start

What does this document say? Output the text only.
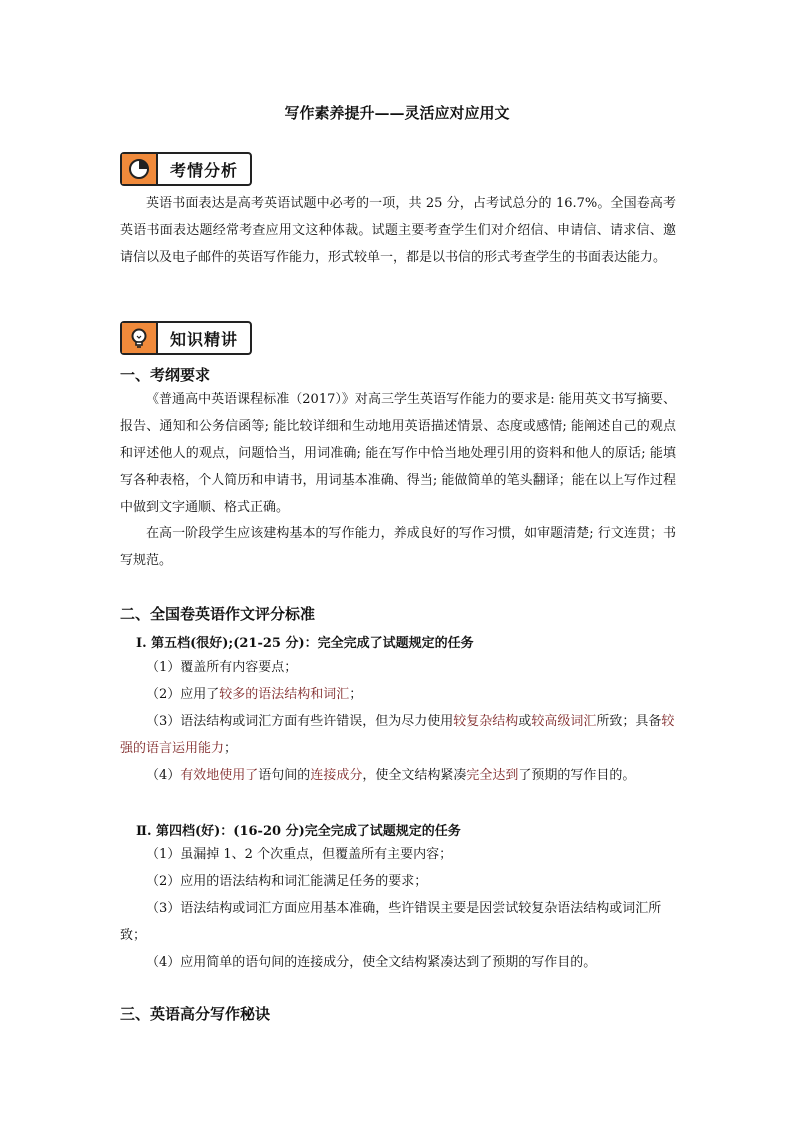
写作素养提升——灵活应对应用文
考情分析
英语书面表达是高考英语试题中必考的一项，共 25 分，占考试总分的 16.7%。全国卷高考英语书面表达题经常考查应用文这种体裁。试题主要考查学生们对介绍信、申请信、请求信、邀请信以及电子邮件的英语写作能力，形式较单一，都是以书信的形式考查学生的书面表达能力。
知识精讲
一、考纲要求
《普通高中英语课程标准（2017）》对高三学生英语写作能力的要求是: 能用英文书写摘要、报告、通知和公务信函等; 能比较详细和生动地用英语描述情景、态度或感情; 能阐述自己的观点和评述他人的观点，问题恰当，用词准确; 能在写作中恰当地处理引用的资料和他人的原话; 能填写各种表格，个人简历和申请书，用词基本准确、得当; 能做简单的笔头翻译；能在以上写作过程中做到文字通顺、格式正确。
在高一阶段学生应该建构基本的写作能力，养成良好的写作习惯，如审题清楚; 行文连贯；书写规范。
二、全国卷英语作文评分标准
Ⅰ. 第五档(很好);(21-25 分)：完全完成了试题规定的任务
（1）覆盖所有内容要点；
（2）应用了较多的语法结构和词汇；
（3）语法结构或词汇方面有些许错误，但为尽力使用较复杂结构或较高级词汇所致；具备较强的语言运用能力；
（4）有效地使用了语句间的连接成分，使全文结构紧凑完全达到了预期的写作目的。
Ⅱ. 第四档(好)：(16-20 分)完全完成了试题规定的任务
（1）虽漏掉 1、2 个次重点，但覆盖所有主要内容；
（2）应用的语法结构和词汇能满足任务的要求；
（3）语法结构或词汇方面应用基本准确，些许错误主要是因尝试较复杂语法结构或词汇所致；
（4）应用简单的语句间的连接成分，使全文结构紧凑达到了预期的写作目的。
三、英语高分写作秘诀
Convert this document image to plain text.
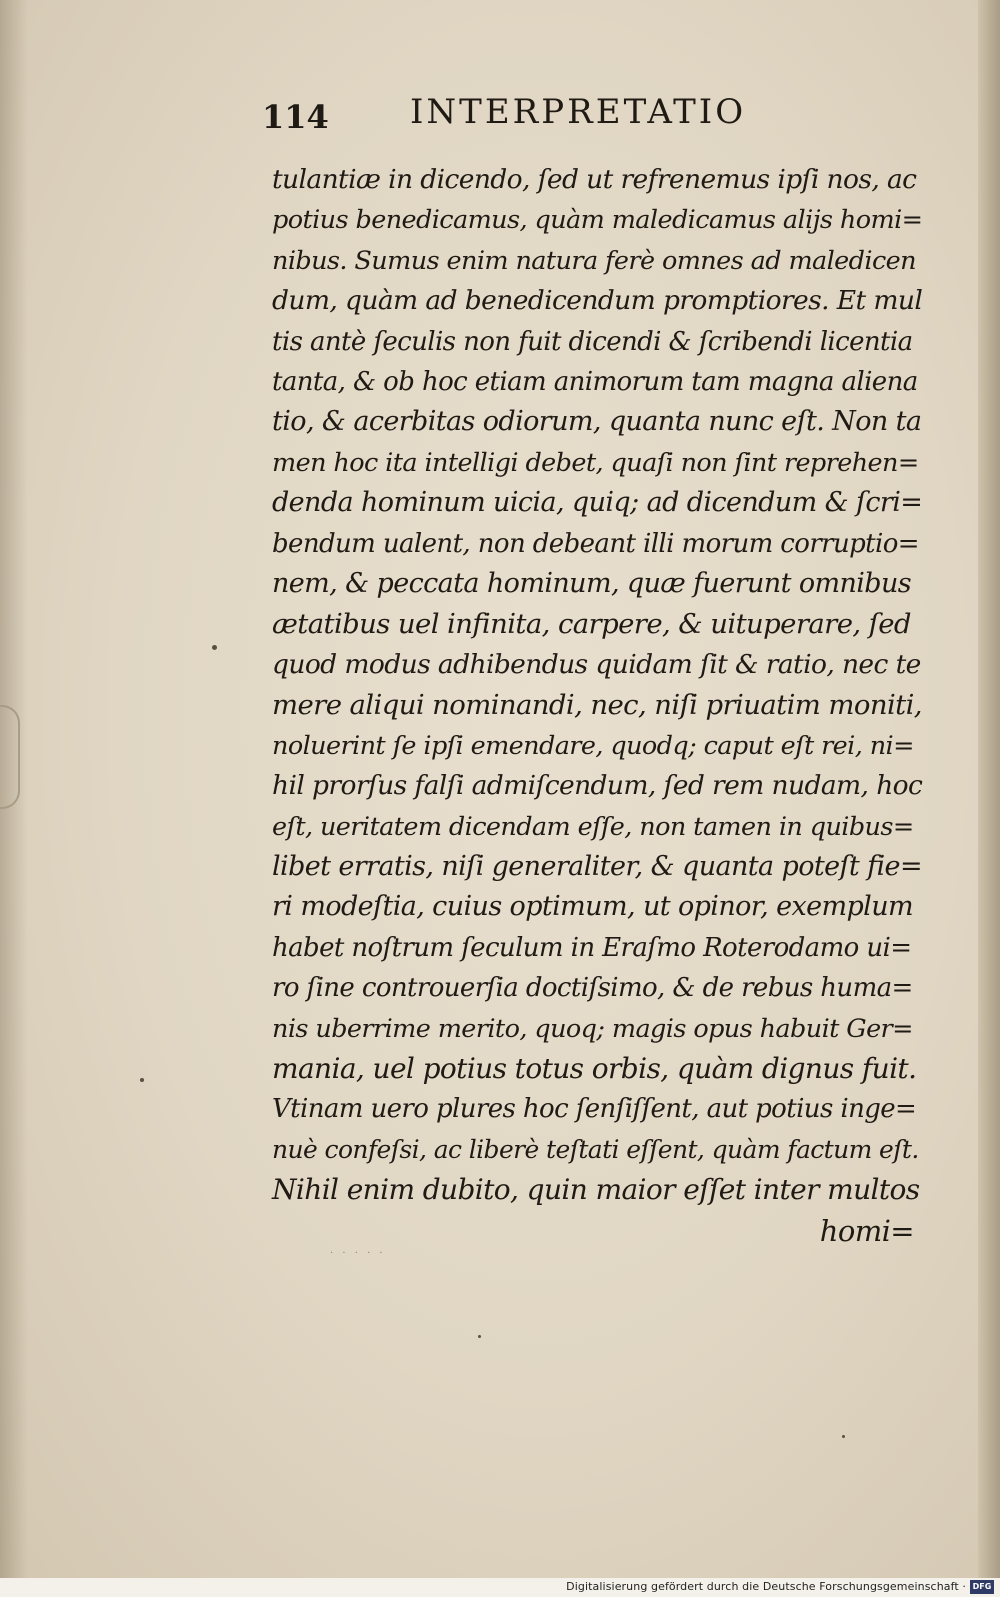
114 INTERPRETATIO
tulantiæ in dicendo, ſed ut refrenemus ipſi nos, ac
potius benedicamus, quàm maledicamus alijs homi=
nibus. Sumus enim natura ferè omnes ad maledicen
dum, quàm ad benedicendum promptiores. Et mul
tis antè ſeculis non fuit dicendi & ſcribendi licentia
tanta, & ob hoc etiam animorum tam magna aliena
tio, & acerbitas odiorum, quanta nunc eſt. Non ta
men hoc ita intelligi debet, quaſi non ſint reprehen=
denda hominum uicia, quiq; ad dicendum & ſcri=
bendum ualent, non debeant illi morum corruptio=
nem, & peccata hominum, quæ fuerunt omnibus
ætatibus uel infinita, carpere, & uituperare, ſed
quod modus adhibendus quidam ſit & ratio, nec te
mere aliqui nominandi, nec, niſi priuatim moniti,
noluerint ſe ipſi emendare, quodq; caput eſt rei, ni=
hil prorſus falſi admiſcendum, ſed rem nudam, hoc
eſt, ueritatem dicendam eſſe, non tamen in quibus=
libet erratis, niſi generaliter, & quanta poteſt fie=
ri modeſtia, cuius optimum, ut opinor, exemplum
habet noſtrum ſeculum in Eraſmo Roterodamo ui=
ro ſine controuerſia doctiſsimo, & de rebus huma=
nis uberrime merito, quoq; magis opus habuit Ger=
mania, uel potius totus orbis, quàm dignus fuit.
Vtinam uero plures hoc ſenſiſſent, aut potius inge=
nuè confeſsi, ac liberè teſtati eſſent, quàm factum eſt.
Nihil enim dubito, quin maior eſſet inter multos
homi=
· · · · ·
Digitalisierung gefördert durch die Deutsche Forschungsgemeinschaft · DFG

end

EXERCISE DESCRIPTION:
Set down the records in full and exactly. Do not carry over any image.

ANSWER TO THIS TASK:
What does this document say? Output the text only.
写作素养提升——灵活应对应用文
考情分析
英语书面表达是高考英语试题中必考的一项，共 25 分，占考试总分的 16.7%。全国卷高考英语书面表达题经常考查应用文这种体裁。试题主要考查学生们对介绍信、申请信、请求信、邀请信以及电子邮件的英语写作能力，形式较单一，都是以书信的形式考查学生的书面表达能力。
知识精讲
一、考纲要求
《普通高中英语课程标准（2017）》对高三学生英语写作能力的要求是: 能用英文书写摘要、报告、通知和公务信函等; 能比较详细和生动地用英语描述情景、态度或感情; 能阐述自己的观点和评述他人的观点，问题恰当，用词准确; 能在写作中恰当地处理引用的资料和他人的原话; 能填写各种表格，个人简历和申请书，用词基本准确、得当; 能做简单的笔头翻译；能在以上写作过程中做到文字通顺、格式正确。
在高一阶段学生应该建构基本的写作能力，养成良好的写作习惯，如审题清楚; 行文连贯；书写规范。
二、全国卷英语作文评分标准
Ⅰ. 第五档(很好);(21-25 分)：完全完成了试题规定的任务
（1）覆盖所有内容要点；
（2）应用了较多的语法结构和词汇；
（3）语法结构或词汇方面有些许错误，但为尽力使用较复杂结构或较高级词汇所致；具备较强的语言运用能力；
（4）有效地使用了语句间的连接成分，使全文结构紧凑完全达到了预期的写作目的。
Ⅱ. 第四档(好)：(16-20 分)完全完成了试题规定的任务
（1）虽漏掉 1、2 个次重点，但覆盖所有主要内容；
（2）应用的语法结构和词汇能满足任务的要求；
（3）语法结构或词汇方面应用基本准确，些许错误主要是因尝试较复杂语法结构或词汇所致；
（4）应用简单的语句间的连接成分，使全文结构紧凑达到了预期的写作目的。
三、英语高分写作秘诀
Convert this document image to plain text.
114 INTERPRETATIO
tulantiæ in dicendo, ſed ut refrenemus ipſi nos, ac
potius benedicamus, quàm maledicamus alijs homi=
nibus. Sumus enim natura ferè omnes ad maledicen
dum, quàm ad benedicendum promptiores. Et mul
tis antè ſeculis non fuit dicendi & ſcribendi licentia
tanta, & ob hoc etiam animorum tam magna aliena
tio, & acerbitas odiorum, quanta nunc eſt. Non ta
men hoc ita intelligi debet, quaſi non ſint reprehen=
denda hominum uicia, quiq; ad dicendum & ſcri=
bendum ualent, non debeant illi morum corruptio=
nem, & peccata hominum, quæ fuerunt omnibus
ætatibus uel infinita, carpere, & uituperare, ſed
quod modus adhibendus quidam ſit & ratio, nec te
mere aliqui nominandi, nec, niſi priuatim moniti,
noluerint ſe ipſi emendare, quodq; caput eſt rei, ni=
hil prorſus falſi admiſcendum, ſed rem nudam, hoc
eſt, ueritatem dicendam eſſe, non tamen in quibus=
libet erratis, niſi generaliter, & quanta poteſt fie=
ri modeſtia, cuius optimum, ut opinor, exemplum
habet noſtrum ſeculum in Eraſmo Roterodamo ui=
ro ſine controuerſia doctiſsimo, & de rebus huma=
nis uberrime merito, quoq; magis opus habuit Ger=
mania, uel potius totus orbis, quàm dignus fuit.
Vtinam uero plures hoc ſenſiſſent, aut potius inge=
nuè confeſsi, ac liberè teſtati eſſent, quàm factum eſt.
Nihil enim dubito, quin maior eſſet inter multos
homi=
· · · · ·
Digitalisierung gefördert durch die Deutsche Forschungsgemeinschaft · DFG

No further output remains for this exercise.